Reproduce each line of the listing exactly.

--- Start Given records ---

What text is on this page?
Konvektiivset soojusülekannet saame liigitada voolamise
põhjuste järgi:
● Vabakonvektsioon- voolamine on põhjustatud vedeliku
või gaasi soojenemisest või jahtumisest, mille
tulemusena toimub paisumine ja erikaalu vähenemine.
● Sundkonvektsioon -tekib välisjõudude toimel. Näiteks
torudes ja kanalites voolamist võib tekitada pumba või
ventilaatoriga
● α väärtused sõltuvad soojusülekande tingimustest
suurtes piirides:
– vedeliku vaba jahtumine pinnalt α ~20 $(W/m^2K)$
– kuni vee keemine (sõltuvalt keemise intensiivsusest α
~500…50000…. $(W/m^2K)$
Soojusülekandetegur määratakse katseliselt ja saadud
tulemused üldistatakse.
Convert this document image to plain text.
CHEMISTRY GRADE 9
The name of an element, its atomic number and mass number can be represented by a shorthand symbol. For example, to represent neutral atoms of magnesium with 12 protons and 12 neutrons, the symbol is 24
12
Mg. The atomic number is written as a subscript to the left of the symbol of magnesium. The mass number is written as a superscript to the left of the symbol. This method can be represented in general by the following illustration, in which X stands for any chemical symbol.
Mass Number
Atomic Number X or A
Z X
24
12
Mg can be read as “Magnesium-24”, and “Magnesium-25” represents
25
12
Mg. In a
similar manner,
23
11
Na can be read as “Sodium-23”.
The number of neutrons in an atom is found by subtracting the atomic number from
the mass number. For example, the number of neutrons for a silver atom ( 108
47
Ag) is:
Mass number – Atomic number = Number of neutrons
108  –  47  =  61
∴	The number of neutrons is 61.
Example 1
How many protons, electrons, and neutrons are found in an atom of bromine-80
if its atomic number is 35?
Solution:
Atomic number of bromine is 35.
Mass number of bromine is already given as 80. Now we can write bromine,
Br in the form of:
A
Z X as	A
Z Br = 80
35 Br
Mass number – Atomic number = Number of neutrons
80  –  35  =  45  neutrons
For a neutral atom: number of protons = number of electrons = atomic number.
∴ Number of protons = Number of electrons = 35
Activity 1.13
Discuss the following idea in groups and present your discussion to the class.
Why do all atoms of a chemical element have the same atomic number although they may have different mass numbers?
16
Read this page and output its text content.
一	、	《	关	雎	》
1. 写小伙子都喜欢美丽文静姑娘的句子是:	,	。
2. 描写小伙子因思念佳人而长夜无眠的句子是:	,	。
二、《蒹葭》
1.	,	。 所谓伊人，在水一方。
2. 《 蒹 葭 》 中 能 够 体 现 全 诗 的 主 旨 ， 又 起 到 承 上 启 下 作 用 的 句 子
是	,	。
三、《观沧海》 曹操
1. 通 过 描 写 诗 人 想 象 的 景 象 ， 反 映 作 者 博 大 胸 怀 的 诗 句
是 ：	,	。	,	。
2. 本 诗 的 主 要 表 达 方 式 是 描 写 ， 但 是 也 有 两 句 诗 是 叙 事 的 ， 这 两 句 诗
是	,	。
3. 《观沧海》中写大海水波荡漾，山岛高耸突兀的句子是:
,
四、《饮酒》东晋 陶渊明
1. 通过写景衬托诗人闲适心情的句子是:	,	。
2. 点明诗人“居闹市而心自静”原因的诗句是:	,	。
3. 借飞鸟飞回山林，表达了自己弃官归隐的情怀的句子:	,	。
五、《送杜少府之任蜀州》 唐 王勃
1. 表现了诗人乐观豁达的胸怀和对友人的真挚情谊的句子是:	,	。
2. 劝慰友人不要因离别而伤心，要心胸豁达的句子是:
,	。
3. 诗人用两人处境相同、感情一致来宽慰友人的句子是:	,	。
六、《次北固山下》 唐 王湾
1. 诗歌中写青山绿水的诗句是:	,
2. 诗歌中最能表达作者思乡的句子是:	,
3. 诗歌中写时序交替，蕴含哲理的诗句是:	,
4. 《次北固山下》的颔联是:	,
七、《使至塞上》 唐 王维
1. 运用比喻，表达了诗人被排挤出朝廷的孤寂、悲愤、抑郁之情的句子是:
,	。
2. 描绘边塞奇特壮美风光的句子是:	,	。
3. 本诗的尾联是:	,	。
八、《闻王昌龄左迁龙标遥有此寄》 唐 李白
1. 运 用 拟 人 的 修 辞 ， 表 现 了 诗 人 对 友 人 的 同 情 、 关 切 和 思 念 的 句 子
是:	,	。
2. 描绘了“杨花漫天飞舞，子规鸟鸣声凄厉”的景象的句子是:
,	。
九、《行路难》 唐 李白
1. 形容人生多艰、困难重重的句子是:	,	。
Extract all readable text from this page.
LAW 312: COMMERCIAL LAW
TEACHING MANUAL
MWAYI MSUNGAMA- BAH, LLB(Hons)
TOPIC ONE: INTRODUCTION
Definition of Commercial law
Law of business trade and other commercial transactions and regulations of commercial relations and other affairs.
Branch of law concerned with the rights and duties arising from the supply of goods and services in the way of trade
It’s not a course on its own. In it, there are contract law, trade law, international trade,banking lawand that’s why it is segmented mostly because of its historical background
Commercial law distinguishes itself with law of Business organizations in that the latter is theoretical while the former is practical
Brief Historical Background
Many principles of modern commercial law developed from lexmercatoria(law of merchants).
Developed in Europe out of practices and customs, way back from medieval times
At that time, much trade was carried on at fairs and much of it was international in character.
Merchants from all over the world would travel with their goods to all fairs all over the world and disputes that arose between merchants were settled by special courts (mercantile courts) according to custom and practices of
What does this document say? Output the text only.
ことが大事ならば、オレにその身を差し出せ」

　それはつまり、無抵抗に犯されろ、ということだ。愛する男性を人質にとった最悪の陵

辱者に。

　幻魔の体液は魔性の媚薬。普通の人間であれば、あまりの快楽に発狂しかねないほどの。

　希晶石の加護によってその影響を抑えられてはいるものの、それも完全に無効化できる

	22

--- End Given records ---

* **Output for this task**
What text is on this page?
Konvektiivset soojusülekannet saame liigitada voolamise
põhjuste järgi:
● Vabakonvektsioon- voolamine on põhjustatud vedeliku
või gaasi soojenemisest või jahtumisest, mille
tulemusena toimub paisumine ja erikaalu vähenemine.
● Sundkonvektsioon -tekib välisjõudude toimel. Näiteks
torudes ja kanalites voolamist võib tekitada pumba või
ventilaatoriga
● α väärtused sõltuvad soojusülekande tingimustest
suurtes piirides:
– vedeliku vaba jahtumine pinnalt α ~20 $(W/m^2K)$
– kuni vee keemine (sõltuvalt keemise intensiivsusest α
~500…50000…. $(W/m^2K)$
Soojusülekandetegur määratakse katseliselt ja saadud
tulemused üldistatakse.
Convert this document image to plain text.
CHEMISTRY GRADE 9
The name of an element, its atomic number and mass number can be represented by a shorthand symbol. For example, to represent neutral atoms of magnesium with 12 protons and 12 neutrons, the symbol is 24
12
Mg. The atomic number is written as a subscript to the left of the symbol of magnesium. The mass number is written as a superscript to the left of the symbol. This method can be represented in general by the following illustration, in which X stands for any chemical symbol.
Mass Number
Atomic Number X or A
Z X
24
12
Mg can be read as “Magnesium-24”, and “Magnesium-25” represents
25
12
Mg. In a
similar manner,
23
11
Na can be read as “Sodium-23”.
The number of neutrons in an atom is found by subtracting the atomic number from
the mass number. For example, the number of neutrons for a silver atom ( 108
47
Ag) is:
Mass number – Atomic number = Number of neutrons
108  –  47  =  61
∴	The number of neutrons is 61.
Example 1
How many protons, electrons, and neutrons are found in an atom of bromine-80
if its atomic number is 35?
Solution:
Atomic number of bromine is 35.
Mass number of bromine is already given as 80. Now we can write bromine,
Br in the form of:
A
Z X as	A
Z Br = 80
35 Br
Mass number – Atomic number = Number of neutrons
80  –  35  =  45  neutrons
For a neutral atom: number of protons = number of electrons = atomic number.
∴ Number of protons = Number of electrons = 35
Activity 1.13
Discuss the following idea in groups and present your discussion to the class.
Why do all atoms of a chemical element have the same atomic number although they may have different mass numbers?
16
Read this page and output its text content.
一	、	《	关	雎	》
1. 写小伙子都喜欢美丽文静姑娘的句子是:	,	。
2. 描写小伙子因思念佳人而长夜无眠的句子是:	,	。
二、《蒹葭》
1.	,	。 所谓伊人，在水一方。
2. 《 蒹 葭 》 中 能 够 体 现 全 诗 的 主 旨 ， 又 起 到 承 上 启 下 作 用 的 句 子
是	,	。
三、《观沧海》 曹操
1. 通 过 描 写 诗 人 想 象 的 景 象 ， 反 映 作 者 博 大 胸 怀 的 诗 句
是 ：	,	。	,	。
2. 本 诗 的 主 要 表 达 方 式 是 描 写 ， 但 是 也 有 两 句 诗 是 叙 事 的 ， 这 两 句 诗
是	,	。
3. 《观沧海》中写大海水波荡漾，山岛高耸突兀的句子是:
,
四、《饮酒》东晋 陶渊明
1. 通过写景衬托诗人闲适心情的句子是:	,	。
2. 点明诗人“居闹市而心自静”原因的诗句是:	,	。
3. 借飞鸟飞回山林，表达了自己弃官归隐的情怀的句子:	,	。
五、《送杜少府之任蜀州》 唐 王勃
1. 表现了诗人乐观豁达的胸怀和对友人的真挚情谊的句子是:	,	。
2. 劝慰友人不要因离别而伤心，要心胸豁达的句子是:
,	。
3. 诗人用两人处境相同、感情一致来宽慰友人的句子是:	,	。
六、《次北固山下》 唐 王湾
1. 诗歌中写青山绿水的诗句是:	,
2. 诗歌中最能表达作者思乡的句子是:	,
3. 诗歌中写时序交替，蕴含哲理的诗句是:	,
4. 《次北固山下》的颔联是:	,
七、《使至塞上》 唐 王维
1. 运用比喻，表达了诗人被排挤出朝廷的孤寂、悲愤、抑郁之情的句子是:
,	。
2. 描绘边塞奇特壮美风光的句子是:	,	。
3. 本诗的尾联是:	,	。
八、《闻王昌龄左迁龙标遥有此寄》 唐 李白
1. 运 用 拟 人 的 修 辞 ， 表 现 了 诗 人 对 友 人 的 同 情 、 关 切 和 思 念 的 句 子
是:	,	。
2. 描绘了“杨花漫天飞舞，子规鸟鸣声凄厉”的景象的句子是:
,	。
九、《行路难》 唐 李白
1. 形容人生多艰、困难重重的句子是:	,	。
Extract all readable text from this page.
LAW 312: COMMERCIAL LAW
TEACHING MANUAL
MWAYI MSUNGAMA- BAH, LLB(Hons)
TOPIC ONE: INTRODUCTION
Definition of Commercial law
Law of business trade and other commercial transactions and regulations of commercial relations and other affairs.
Branch of law concerned with the rights and duties arising from the supply of goods and services in the way of trade
It’s not a course on its own. In it, there are contract law, trade law, international trade,banking lawand that’s why it is segmented mostly because of its historical background
Commercial law distinguishes itself with law of Business organizations in that the latter is theoretical while the former is practical
Brief Historical Background
Many principles of modern commercial law developed from lexmercatoria(law of merchants).
Developed in Europe out of practices and customs, way back from medieval times
At that time, much trade was carried on at fairs and much of it was international in character.
Merchants from all over the world would travel with their goods to all fairs all over the world and disputes that arose between merchants were settled by special courts (mercantile courts) according to custom and practices of
What does this document say? Output the text only.
ことが大事ならば、オレにその身を差し出せ」

　それはつまり、無抵抗に犯されろ、ということだ。愛する男性を人質にとった最悪の陵

辱者に。

　幻魔の体液は魔性の媚薬。普通の人間であれば、あまりの快楽に発狂しかねないほどの。

　希晶石の加護によってその影響を抑えられてはいるものの、それも完全に無効化できる

	22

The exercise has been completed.